> _Task to carry out_: Without the pictures, return each record as it appears.
— BEGIN Information shown —
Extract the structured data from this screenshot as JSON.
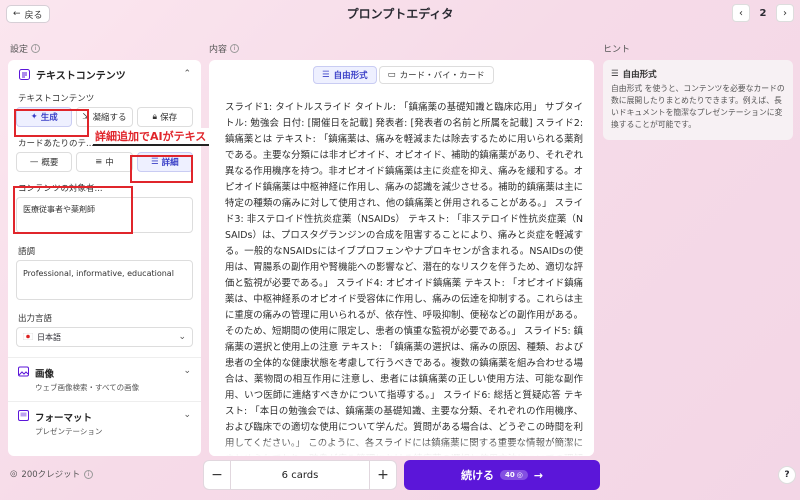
{
  "header": {
    "back_label": "戻る",
    "title": "プロンプトエディタ",
    "page_number": "2"
  },
  "columns": {
    "settings": "設定",
    "content": "内容",
    "hint": "ヒント"
  },
  "left": {
    "text_content_title": "テキストコンテンツ",
    "text_content_label": "テキストコンテンツ",
    "mode_buttons": [
      "生成",
      "凝縮する",
      "保存"
    ],
    "per_card_label": "カードあたりのテ...",
    "detail_buttons": [
      "概要",
      "中",
      "詳細"
    ],
    "audience_label": "コンテンツの対象者...",
    "audience_value": "医療従事者や薬剤師",
    "tone_label": "語調",
    "tone_value": "Professional, informative, educational",
    "output_lang_label": "出力言語",
    "output_lang_value": "日本語",
    "image_title": "画像",
    "image_sub": "ウェブ画像検索・すべての画像",
    "format_title": "フォーマット",
    "format_sub": "プレゼンテーション"
  },
  "annotation": {
    "text": "詳細追加でAIがテキスト生成"
  },
  "middle": {
    "tabs": [
      "自由形式",
      "カード・バイ・カード"
    ],
    "body": "スライド1: タイトルスライド タイトル: 「鎮痛薬の基礎知識と臨床応用」 サブタイトル: 勉強会 日付: [開催日を記載] 発表者: [発表者の名前と所属を記載] スライド2: 鎮痛薬とは テキスト: 「鎮痛薬は、痛みを軽減または除去するために用いられる薬剤である。主要な分類には非オピオイド、オピオイド、補助的鎮痛薬があり、それぞれ異なる作用機序を持つ。非オピオイド鎮痛薬は主に炎症を抑え、痛みを緩和する。オピオイド鎮痛薬は中枢神経に作用し、痛みの認識を減少させる。補助的鎮痛薬は主に特定の種類の痛みに対して使用され、他の鎮痛薬と併用されることがある。」 スライド3: 非ステロイド性抗炎症薬（NSAIDs） テキスト: 「非ステロイド性抗炎症薬（NSAIDs）は、プロスタグランジンの合成を阻害することにより、痛みと炎症を軽減する。一般的なNSAIDsにはイブプロフェンやナプロキセンが含まれる。NSAIDsの使用は、胃腸系の副作用や腎機能への影響など、潜在的なリスクを伴うため、適切な評価と監視が必要である。」 スライド4: オピオイド鎮痛薬 テキスト: 「オピオイド鎮痛薬は、中枢神経系のオピオイド受容体に作用し、痛みの伝達を抑制する。これらは主に重度の痛みの管理に用いられるが、依存性、呼吸抑制、便秘などの副作用がある。そのため、短期間の使用に限定し、患者の慎重な監視が必要である。」 スライド5: 鎮痛薬の選択と使用上の注意 テキスト: 「鎮痛薬の選択は、痛みの原因、種類、および患者の全体的な健康状態を考慮して行うべきである。複数の鎮痛薬を組み合わせる場合は、薬物間の相互作用に注意し、患者には鎮痛薬の正しい使用方法、可能な副作用、いつ医師に連絡すべきかについて指導する。」 スライド6: 総括と質疑応答 テキスト: 「本日の勉強会では、鎮痛薬の基礎知識、主要な分類、それぞれの作用機序、および臨床での適切な使用について学んだ。質問がある場合は、どうぞこの時間を利用してください。」 このように、各スライドには鎮痛薬に関する重要な情報が簡潔にまとめられており、聴衆が痛み管理における鎮痛薬の選択と使用方法についての理解を深めることができるように設計されています。"
  },
  "hint": {
    "title": "自由形式",
    "body": "自由形式 を使うと、コンテンツを必要なカードの数に展開したりまとめたりできます。例えば、長いドキュメントを簡潔なプレゼンテーションに変換することが可能です。"
  },
  "footer": {
    "credits": "200クレジット",
    "card_count": "6 cards",
    "minus": "−",
    "plus": "+",
    "continue_label": "続ける",
    "cost": "40",
    "help": "?"
  },
  "icons": {
    "back": "arrow-left-icon",
    "prev": "chevron-left-icon",
    "next": "chevron-right-icon",
    "generate": "sparkle-icon",
    "condense": "shrink-icon",
    "preserve": "lock-icon",
    "image": "image-icon",
    "format": "format-icon",
    "flag": "flag-icon"
  },
  "colors": {
    "accent": "#5b16d9",
    "highlight": "#e0252b",
    "active_tab_bg": "#eef0ff",
    "active_tab_fg": "#3a3fc7"
  }
}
— END Information shown —
> _Result_:
Extract the structured data from this screenshot as JSON.
{
  "header": {
    "back_label": "戻る",
    "title": "プロンプトエディタ",
    "page_number": "2"
  },
  "columns": {
    "settings": "設定",
    "content": "内容",
    "hint": "ヒント"
  },
  "left": {
    "text_content_title": "テキストコンテンツ",
    "text_content_label": "テキストコンテンツ",
    "mode_buttons": [
      "生成",
      "凝縮する",
      "保存"
    ],
    "per_card_label": "カードあたりのテ...",
    "detail_buttons": [
      "概要",
      "中",
      "詳細"
    ],
    "audience_label": "コンテンツの対象者...",
    "audience_value": "医療従事者や薬剤師",
    "tone_label": "語調",
    "tone_value": "Professional, informative, educational",
    "output_lang_label": "出力言語",
    "output_lang_value": "日本語",
    "image_title": "画像",
    "image_sub": "ウェブ画像検索・すべての画像",
    "format_title": "フォーマット",
    "format_sub": "プレゼンテーション"
  },
  "annotation": {
    "text": "詳細追加でAIがテキスト生成"
  },
  "middle": {
    "tabs": [
      "自由形式",
      "カード・バイ・カード"
    ],
    "body": "スライド1: タイトルスライド タイトル: 「鎮痛薬の基礎知識と臨床応用」 サブタイトル: 勉強会 日付: [開催日を記載] 発表者: [発表者の名前と所属を記載] スライド2: 鎮痛薬とは テキスト: 「鎮痛薬は、痛みを軽減または除去するために用いられる薬剤である。主要な分類には非オピオイド、オピオイド、補助的鎮痛薬があり、それぞれ異なる作用機序を持つ。非オピオイド鎮痛薬は主に炎症を抑え、痛みを緩和する。オピオイド鎮痛薬は中枢神経に作用し、痛みの認識を減少させる。補助的鎮痛薬は主に特定の種類の痛みに対して使用され、他の鎮痛薬と併用されることがある。」 スライド3: 非ステロイド性抗炎症薬（NSAIDs） テキスト: 「非ステロイド性抗炎症薬（NSAIDs）は、プロスタグランジンの合成を阻害することにより、痛みと炎症を軽減する。一般的なNSAIDsにはイブプロフェンやナプロキセンが含まれる。NSAIDsの使用は、胃腸系の副作用や腎機能への影響など、潜在的なリスクを伴うため、適切な評価と監視が必要である。」 スライド4: オピオイド鎮痛薬 テキスト: 「オピオイド鎮痛薬は、中枢神経系のオピオイド受容体に作用し、痛みの伝達を抑制する。これらは主に重度の痛みの管理に用いられるが、依存性、呼吸抑制、便秘などの副作用がある。そのため、短期間の使用に限定し、患者の慎重な監視が必要である。」 スライド5: 鎮痛薬の選択と使用上の注意 テキスト: 「鎮痛薬の選択は、痛みの原因、種類、および患者の全体的な健康状態を考慮して行うべきである。複数の鎮痛薬を組み合わせる場合は、薬物間の相互作用に注意し、患者には鎮痛薬の正しい使用方法、可能な副作用、いつ医師に連絡すべきかについて指導する。」 スライド6: 総括と質疑応答 テキスト: 「本日の勉強会では、鎮痛薬の基礎知識、主要な分類、それぞれの作用機序、および臨床での適切な使用について学んだ。質問がある場合は、どうぞこの時間を利用してください。」 このように、各スライドには鎮痛薬に関する重要な情報が簡潔にまとめられており、聴衆が痛み管理における鎮痛薬の選択と使用方法についての理解を深めることができるように設計されています。"
  },
  "hint": {
    "title": "自由形式",
    "body": "自由形式 を使うと、コンテンツを必要なカードの数に展開したりまとめたりできます。例えば、長いドキュメントを簡潔なプレゼンテーションに変換することが可能です。"
  },
  "footer": {
    "credits": "200クレジット",
    "card_count": "6 cards",
    "minus": "−",
    "plus": "+",
    "continue_label": "続ける",
    "cost": "40",
    "help": "?"
  },
  "icons": {
    "back": "arrow-left-icon",
    "prev": "chevron-left-icon",
    "next": "chevron-right-icon",
    "generate": "sparkle-icon",
    "condense": "shrink-icon",
    "preserve": "lock-icon",
    "image": "image-icon",
    "format": "format-icon",
    "flag": "flag-icon"
  },
  "colors": {
    "accent": "#5b16d9",
    "highlight": "#e0252b",
    "active_tab_bg": "#eef0ff",
    "active_tab_fg": "#3a3fc7"
  }
}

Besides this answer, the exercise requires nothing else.